(Dataset records):
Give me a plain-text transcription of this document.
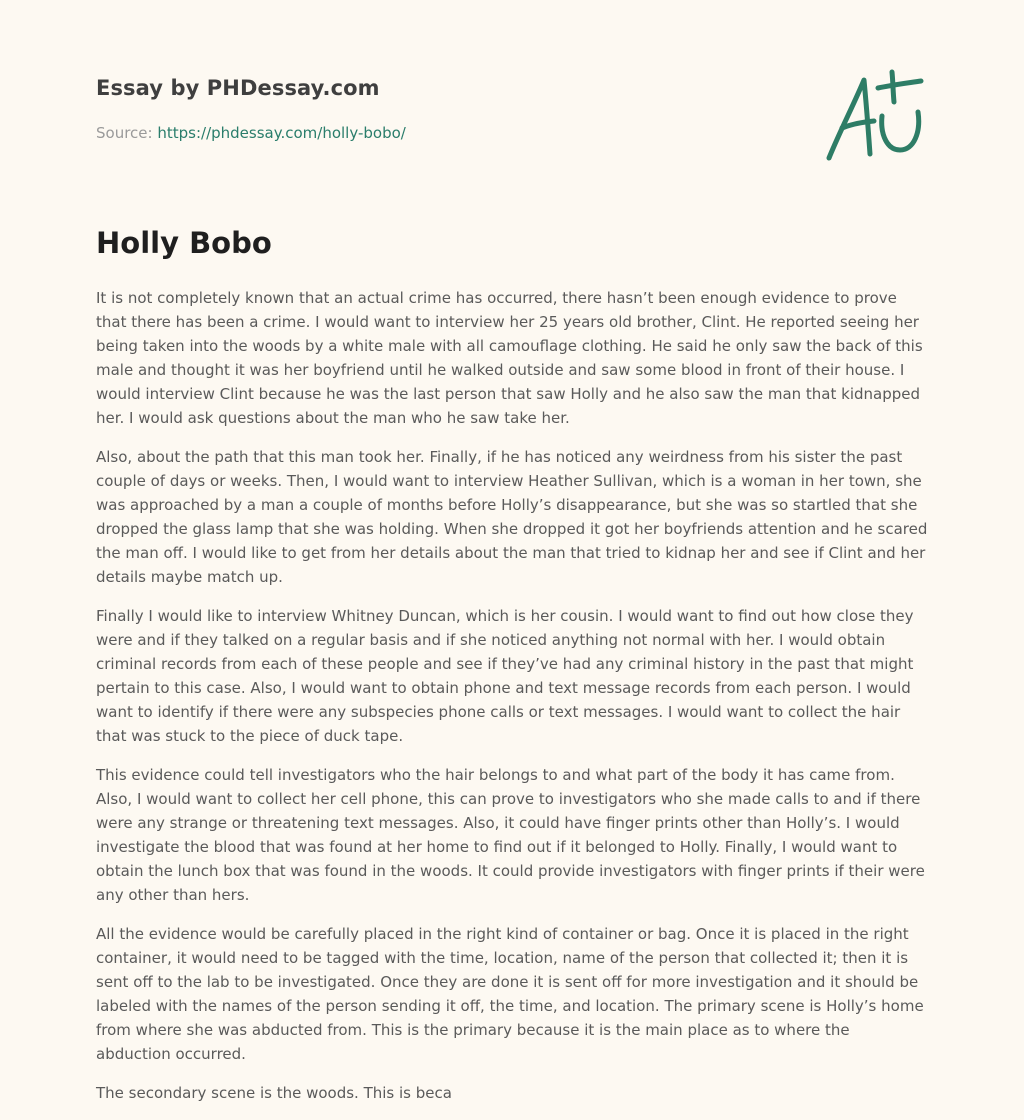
Essay by PHDessay.com
Source: https://phdessay.com/holly-bobo/
Holly Bobo

It is not completely known that an actual crime has occurred, there hasn’t been enough evidence to prove that there has been a crime. I would want to interview her 25 years old brother, Clint. He reported seeing her being taken into the woods by a white male with all camouflage clothing. He said he only saw the back of this male and thought it was her boyfriend until he walked outside and saw some blood in front of their house. I would interview Clint because he was the last person that saw Holly and he also saw the man that kidnapped her. I would ask questions about the man who he saw take her.

Also, about the path that this man took her. Finally, if he has noticed any weirdness from his sister the past couple of days or weeks. Then, I would want to interview Heather Sullivan, which is a woman in her town, she was approached by a man a couple of months before Holly’s disappearance, but she was so startled that she dropped the glass lamp that she was holding. When she dropped it got her boyfriends attention and he scared the man off. I would like to get from her details about the man that tried to kidnap her and see if Clint and her details maybe match up.

Finally I would like to interview Whitney Duncan, which is her cousin. I would want to find out how close they were and if they talked on a regular basis and if she noticed anything not normal with her. I would obtain criminal records from each of these people and see if they’ve had any criminal history in the past that might pertain to this case. Also, I would want to obtain phone and text message records from each person. I would want to identify if there were any subspecies phone calls or text messages. I would want to collect the hair that was stuck to the piece of duck tape.

This evidence could tell investigators who the hair belongs to and what part of the body it has came from. Also, I would want to collect her cell phone, this can prove to investigators who she made calls to and if there were any strange or threatening text messages. Also, it could have finger prints other than Holly’s. I would investigate the blood that was found at her home to find out if it belonged to Holly. Finally, I would want to obtain the lunch box that was found in the woods. It could provide investigators with finger prints if their were any other than hers.

All the evidence would be carefully placed in the right kind of container or bag. Once it is placed in the right container, it would need to be tagged with the time, location, name of the person that collected it; then it is sent off to the lab to be investigated. Once they are done it is sent off for more investigation and it should be labeled with the names of the person sending it off, the time, and location. The primary scene is Holly’s home from where she was abducted from. This is the primary because it is the main place as to where the abduction occurred.

The secondary scene is the woods. This is beca
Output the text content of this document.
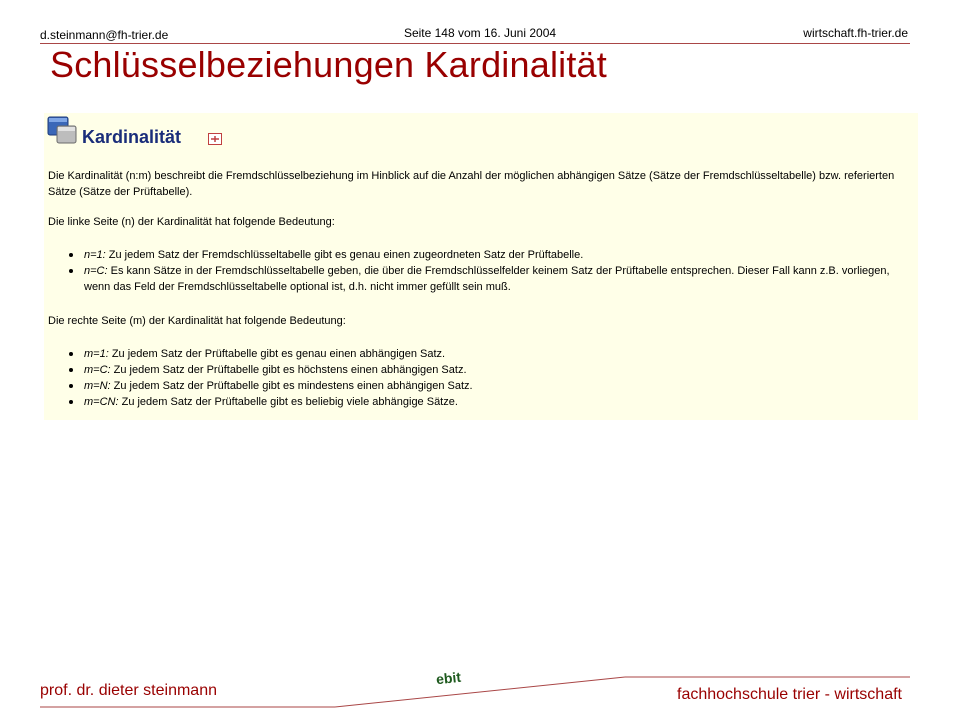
d.steinmann@fh-trier.de	Seite 148 vom 16. Juni 2004	wirtschaft.fh-trier.de
Schlüsselbeziehungen Kardinalität
Kardinalität
Die Kardinalität (n:m) beschreibt die Fremdschlüsselbeziehung im Hinblick auf die Anzahl der möglichen abhängigen Sätze (Sätze der Fremdschlüsseltabelle) bzw. referierten Sätze (Sätze der Prüftabelle).
Die linke Seite (n) der Kardinalität hat folgende Bedeutung:
n=1: Zu jedem Satz der Fremdschlüsseltabelle gibt es genau einen zugeordneten Satz der Prüftabelle.
n=C: Es kann Sätze in der Fremdschlüsseltabelle geben, die über die Fremdschlüsselfelder keinem Satz der Prüftabelle entsprechen. Dieser Fall kann z.B. vorliegen, wenn das Feld der Fremdschlüsseltabelle optional ist, d.h. nicht immer gefüllt sein muß.
Die rechte Seite (m) der Kardinalität hat folgende Bedeutung:
m=1: Zu jedem Satz der Prüftabelle gibt es genau einen abhängigen Satz.
m=C: Zu jedem Satz der Prüftabelle gibt es höchstens einen abhängigen Satz.
m=N: Zu jedem Satz der Prüftabelle gibt es mindestens einen abhängigen Satz.
m=CN: Zu jedem Satz der Prüftabelle gibt es beliebig viele abhängige Sätze.
prof. dr. dieter steinmann
ebit
fachhochschule trier - wirtschaft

(Exercise brief):
Restate the entire listing word for word, excluding pictures.

(Exercise response):
Give me a plain-text transcription of this document.
Essay by PHDessay.com
Source: https://phdessay.com/holly-bobo/
Holly Bobo

It is not completely known that an actual crime has occurred, there hasn’t been enough evidence to prove that there has been a crime. I would want to interview her 25 years old brother, Clint. He reported seeing her being taken into the woods by a white male with all camouflage clothing. He said he only saw the back of this male and thought it was her boyfriend until he walked outside and saw some blood in front of their house. I would interview Clint because he was the last person that saw Holly and he also saw the man that kidnapped her. I would ask questions about the man who he saw take her.

Also, about the path that this man took her. Finally, if he has noticed any weirdness from his sister the past couple of days or weeks. Then, I would want to interview Heather Sullivan, which is a woman in her town, she was approached by a man a couple of months before Holly’s disappearance, but she was so startled that she dropped the glass lamp that she was holding. When she dropped it got her boyfriends attention and he scared the man off. I would like to get from her details about the man that tried to kidnap her and see if Clint and her details maybe match up.

Finally I would like to interview Whitney Duncan, which is her cousin. I would want to find out how close they were and if they talked on a regular basis and if she noticed anything not normal with her. I would obtain criminal records from each of these people and see if they’ve had any criminal history in the past that might pertain to this case. Also, I would want to obtain phone and text message records from each person. I would want to identify if there were any subspecies phone calls or text messages. I would want to collect the hair that was stuck to the piece of duck tape.

This evidence could tell investigators who the hair belongs to and what part of the body it has came from. Also, I would want to collect her cell phone, this can prove to investigators who she made calls to and if there were any strange or threatening text messages. Also, it could have finger prints other than Holly’s. I would investigate the blood that was found at her home to find out if it belonged to Holly. Finally, I would want to obtain the lunch box that was found in the woods. It could provide investigators with finger prints if their were any other than hers.

All the evidence would be carefully placed in the right kind of container or bag. Once it is placed in the right container, it would need to be tagged with the time, location, name of the person that collected it; then it is sent off to the lab to be investigated. Once they are done it is sent off for more investigation and it should be labeled with the names of the person sending it off, the time, and location. The primary scene is Holly’s home from where she was abducted from. This is the primary because it is the main place as to where the abduction occurred.

The secondary scene is the woods. This is beca
Output the text content of this document.
d.steinmann@fh-trier.de	Seite 148 vom 16. Juni 2004	wirtschaft.fh-trier.de
Schlüsselbeziehungen Kardinalität
Kardinalität
Die Kardinalität (n:m) beschreibt die Fremdschlüsselbeziehung im Hinblick auf die Anzahl der möglichen abhängigen Sätze (Sätze der Fremdschlüsseltabelle) bzw. referierten Sätze (Sätze der Prüftabelle).
Die linke Seite (n) der Kardinalität hat folgende Bedeutung:
n=1: Zu jedem Satz der Fremdschlüsseltabelle gibt es genau einen zugeordneten Satz der Prüftabelle.
n=C: Es kann Sätze in der Fremdschlüsseltabelle geben, die über die Fremdschlüsselfelder keinem Satz der Prüftabelle entsprechen. Dieser Fall kann z.B. vorliegen, wenn das Feld der Fremdschlüsseltabelle optional ist, d.h. nicht immer gefüllt sein muß.
Die rechte Seite (m) der Kardinalität hat folgende Bedeutung:
m=1: Zu jedem Satz der Prüftabelle gibt es genau einen abhängigen Satz.
m=C: Zu jedem Satz der Prüftabelle gibt es höchstens einen abhängigen Satz.
m=N: Zu jedem Satz der Prüftabelle gibt es mindestens einen abhängigen Satz.
m=CN: Zu jedem Satz der Prüftabelle gibt es beliebig viele abhängige Sätze.
prof. dr. dieter steinmann
ebit
fachhochschule trier - wirtschaft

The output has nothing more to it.